--- RECORDS SUPPLIED ---

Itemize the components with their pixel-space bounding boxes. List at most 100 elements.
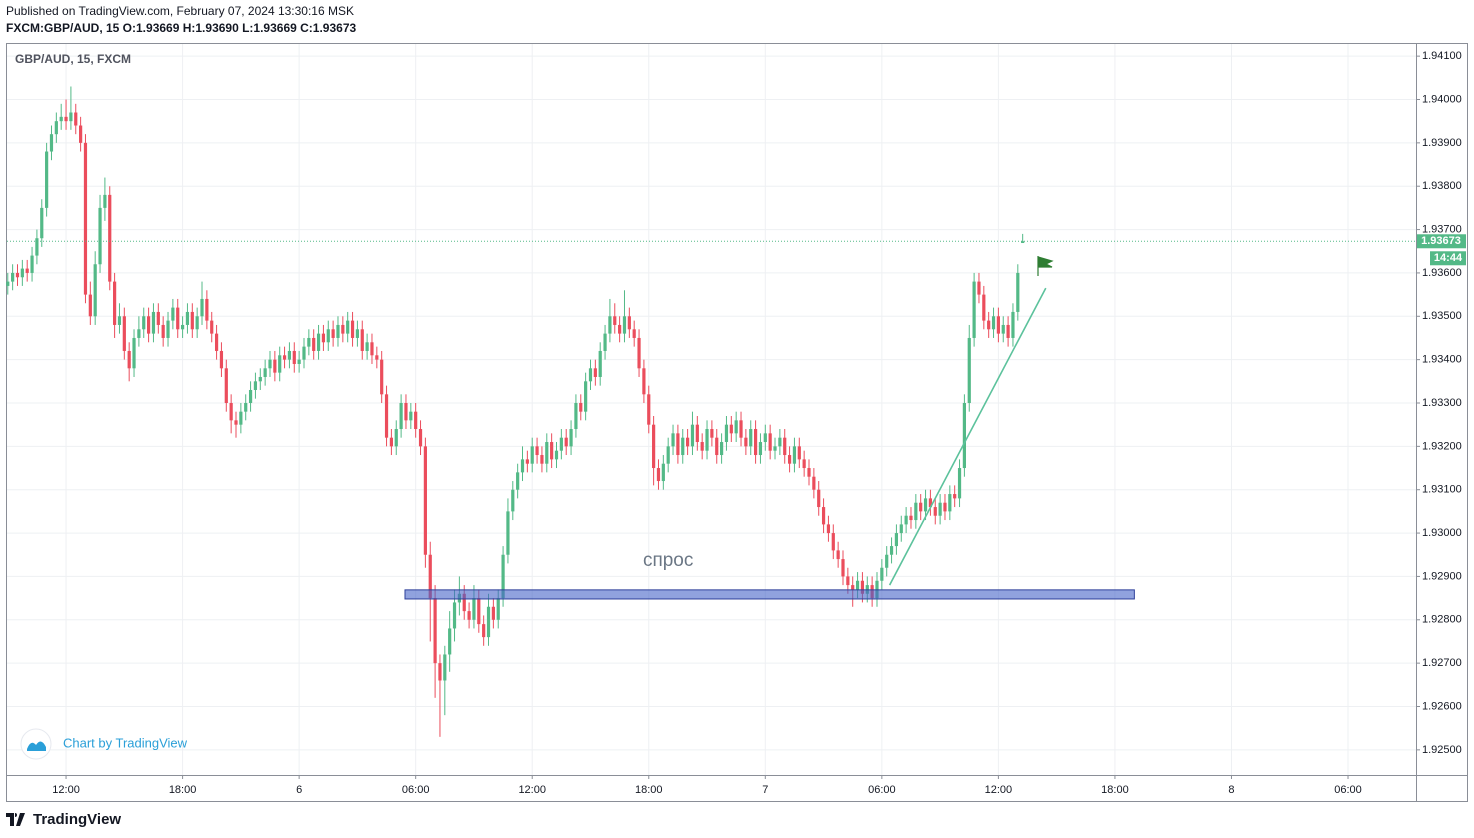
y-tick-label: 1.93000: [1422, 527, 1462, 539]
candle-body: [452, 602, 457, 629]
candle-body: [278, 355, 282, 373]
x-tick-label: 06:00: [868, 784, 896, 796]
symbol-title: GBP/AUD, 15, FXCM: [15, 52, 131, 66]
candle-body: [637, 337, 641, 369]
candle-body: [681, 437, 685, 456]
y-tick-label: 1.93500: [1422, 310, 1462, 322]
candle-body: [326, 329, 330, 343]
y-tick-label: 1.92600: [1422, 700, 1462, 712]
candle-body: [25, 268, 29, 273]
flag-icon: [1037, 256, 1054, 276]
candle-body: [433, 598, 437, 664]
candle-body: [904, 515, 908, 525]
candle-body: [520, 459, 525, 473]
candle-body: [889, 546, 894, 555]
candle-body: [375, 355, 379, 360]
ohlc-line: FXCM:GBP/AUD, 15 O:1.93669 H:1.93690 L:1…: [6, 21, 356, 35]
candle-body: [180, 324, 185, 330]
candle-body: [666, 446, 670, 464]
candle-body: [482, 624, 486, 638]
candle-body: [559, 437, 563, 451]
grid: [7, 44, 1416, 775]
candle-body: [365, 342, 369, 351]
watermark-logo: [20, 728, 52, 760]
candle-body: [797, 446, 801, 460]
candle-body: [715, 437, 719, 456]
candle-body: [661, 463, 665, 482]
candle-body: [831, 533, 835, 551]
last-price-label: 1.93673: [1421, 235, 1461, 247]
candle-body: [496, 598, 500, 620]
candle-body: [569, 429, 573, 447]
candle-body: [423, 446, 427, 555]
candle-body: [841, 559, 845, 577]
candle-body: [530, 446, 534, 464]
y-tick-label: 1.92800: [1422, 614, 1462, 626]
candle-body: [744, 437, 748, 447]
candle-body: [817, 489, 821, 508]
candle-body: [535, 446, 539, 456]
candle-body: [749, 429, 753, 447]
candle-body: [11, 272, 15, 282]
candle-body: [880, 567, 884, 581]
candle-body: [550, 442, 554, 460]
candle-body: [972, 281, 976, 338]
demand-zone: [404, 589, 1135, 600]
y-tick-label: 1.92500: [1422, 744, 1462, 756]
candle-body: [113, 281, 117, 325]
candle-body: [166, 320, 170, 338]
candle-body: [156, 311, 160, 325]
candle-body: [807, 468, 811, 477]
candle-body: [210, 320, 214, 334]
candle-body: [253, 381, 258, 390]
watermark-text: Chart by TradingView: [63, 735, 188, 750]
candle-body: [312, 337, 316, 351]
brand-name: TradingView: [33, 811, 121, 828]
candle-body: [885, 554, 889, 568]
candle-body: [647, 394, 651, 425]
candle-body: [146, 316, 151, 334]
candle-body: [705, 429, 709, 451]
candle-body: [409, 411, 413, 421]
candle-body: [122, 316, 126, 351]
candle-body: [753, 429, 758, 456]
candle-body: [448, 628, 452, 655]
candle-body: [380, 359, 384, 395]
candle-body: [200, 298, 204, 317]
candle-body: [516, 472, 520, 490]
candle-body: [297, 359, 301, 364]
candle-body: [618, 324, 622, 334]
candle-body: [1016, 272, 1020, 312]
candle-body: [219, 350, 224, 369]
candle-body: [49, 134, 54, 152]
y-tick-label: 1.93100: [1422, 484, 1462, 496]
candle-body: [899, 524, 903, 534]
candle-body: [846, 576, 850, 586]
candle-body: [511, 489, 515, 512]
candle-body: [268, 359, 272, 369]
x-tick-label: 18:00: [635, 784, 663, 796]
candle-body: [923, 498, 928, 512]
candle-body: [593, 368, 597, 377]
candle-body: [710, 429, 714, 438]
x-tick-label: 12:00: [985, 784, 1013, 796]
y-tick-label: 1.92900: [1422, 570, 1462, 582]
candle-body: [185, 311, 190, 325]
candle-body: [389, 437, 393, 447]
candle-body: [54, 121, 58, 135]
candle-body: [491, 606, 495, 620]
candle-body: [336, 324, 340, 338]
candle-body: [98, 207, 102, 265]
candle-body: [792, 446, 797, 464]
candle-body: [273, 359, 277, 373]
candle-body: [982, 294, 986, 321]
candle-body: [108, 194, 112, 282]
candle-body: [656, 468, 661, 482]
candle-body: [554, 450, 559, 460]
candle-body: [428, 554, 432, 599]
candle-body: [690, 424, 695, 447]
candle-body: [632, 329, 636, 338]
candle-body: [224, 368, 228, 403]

---

PROBLEM TO WORK ON: Reproduce every row above verbatim, omitting the picture.

ANSWER FOR THIS EXERCISE:
Itemize the components with their pixel-space bounding boxes. List at most 100 elements.
y-tick-label: 1.93000: [1422, 527, 1462, 539]
candle-body: [452, 602, 457, 629]
candle-body: [278, 355, 282, 373]
x-tick-label: 06:00: [868, 784, 896, 796]
symbol-title: GBP/AUD, 15, FXCM: [15, 52, 131, 66]
candle-body: [637, 337, 641, 369]
candle-body: [681, 437, 685, 456]
y-tick-label: 1.93500: [1422, 310, 1462, 322]
candle-body: [326, 329, 330, 343]
y-tick-label: 1.92600: [1422, 700, 1462, 712]
candle-body: [25, 268, 29, 273]
flag-icon: [1037, 256, 1054, 276]
candle-body: [433, 598, 437, 664]
candle-body: [904, 515, 908, 525]
candle-body: [520, 459, 525, 473]
candle-body: [889, 546, 894, 555]
candle-body: [375, 355, 379, 360]
ohlc-line: FXCM:GBP/AUD, 15 O:1.93669 H:1.93690 L:1…: [6, 21, 356, 35]
candle-body: [180, 324, 185, 330]
candle-body: [666, 446, 670, 464]
candle-body: [482, 624, 486, 638]
candle-body: [559, 437, 563, 451]
grid: [7, 44, 1416, 775]
candle-body: [365, 342, 369, 351]
watermark-logo: [20, 728, 52, 760]
candle-body: [797, 446, 801, 460]
candle-body: [715, 437, 719, 456]
candle-body: [661, 463, 665, 482]
candle-body: [831, 533, 835, 551]
last-price-label: 1.93673: [1421, 235, 1461, 247]
candle-body: [496, 598, 500, 620]
candle-body: [569, 429, 573, 447]
candle-body: [423, 446, 427, 555]
candle-body: [841, 559, 845, 577]
candle-body: [530, 446, 534, 464]
y-tick-label: 1.92800: [1422, 614, 1462, 626]
candle-body: [744, 437, 748, 447]
candle-body: [817, 489, 821, 508]
candle-body: [535, 446, 539, 456]
candle-body: [749, 429, 753, 447]
candle-body: [11, 272, 15, 282]
candle-body: [880, 567, 884, 581]
candle-body: [550, 442, 554, 460]
candle-body: [972, 281, 976, 338]
demand-zone: [404, 589, 1135, 600]
y-tick-label: 1.92500: [1422, 744, 1462, 756]
candle-body: [113, 281, 117, 325]
candle-body: [166, 320, 170, 338]
candle-body: [156, 311, 160, 325]
candle-body: [807, 468, 811, 477]
candle-body: [210, 320, 214, 334]
candle-body: [253, 381, 258, 390]
watermark-text: Chart by TradingView: [63, 735, 188, 750]
candle-body: [312, 337, 316, 351]
brand-name: TradingView: [33, 811, 121, 828]
candle-body: [885, 554, 889, 568]
candle-body: [647, 394, 651, 425]
candle-body: [146, 316, 151, 334]
candle-body: [705, 429, 709, 451]
candle-body: [409, 411, 413, 421]
candle-body: [122, 316, 126, 351]
candle-body: [753, 429, 758, 456]
candle-body: [448, 628, 452, 655]
candle-body: [380, 359, 384, 395]
candle-body: [200, 298, 204, 317]
candle-body: [516, 472, 520, 490]
candle-body: [297, 359, 301, 364]
candle-body: [618, 324, 622, 334]
candle-body: [1016, 272, 1020, 312]
candle-body: [219, 350, 224, 369]
candle-body: [49, 134, 54, 152]
y-tick-label: 1.93100: [1422, 484, 1462, 496]
candle-body: [899, 524, 903, 534]
candle-body: [846, 576, 850, 586]
candle-body: [511, 489, 515, 512]
candle-body: [268, 359, 272, 369]
x-tick-label: 18:00: [635, 784, 663, 796]
candle-body: [923, 498, 928, 512]
candle-body: [593, 368, 597, 377]
candle-body: [710, 429, 714, 438]
x-tick-label: 12:00: [985, 784, 1013, 796]
y-tick-label: 1.92900: [1422, 570, 1462, 582]
candle-body: [185, 311, 190, 325]
candle-body: [389, 437, 393, 447]
candle-body: [54, 121, 58, 135]
candle-body: [491, 606, 495, 620]
candle-body: [336, 324, 340, 338]
candle-body: [98, 207, 102, 265]
candle-body: [792, 446, 797, 464]
candle-body: [273, 359, 277, 373]
candle-body: [982, 294, 986, 321]
candle-body: [108, 194, 112, 282]
candle-body: [656, 468, 661, 482]
candle-body: [554, 450, 559, 460]
candle-body: [428, 554, 432, 599]
candle-body: [690, 424, 695, 447]
candle-body: [632, 329, 636, 338]
candle-body: [224, 368, 228, 403]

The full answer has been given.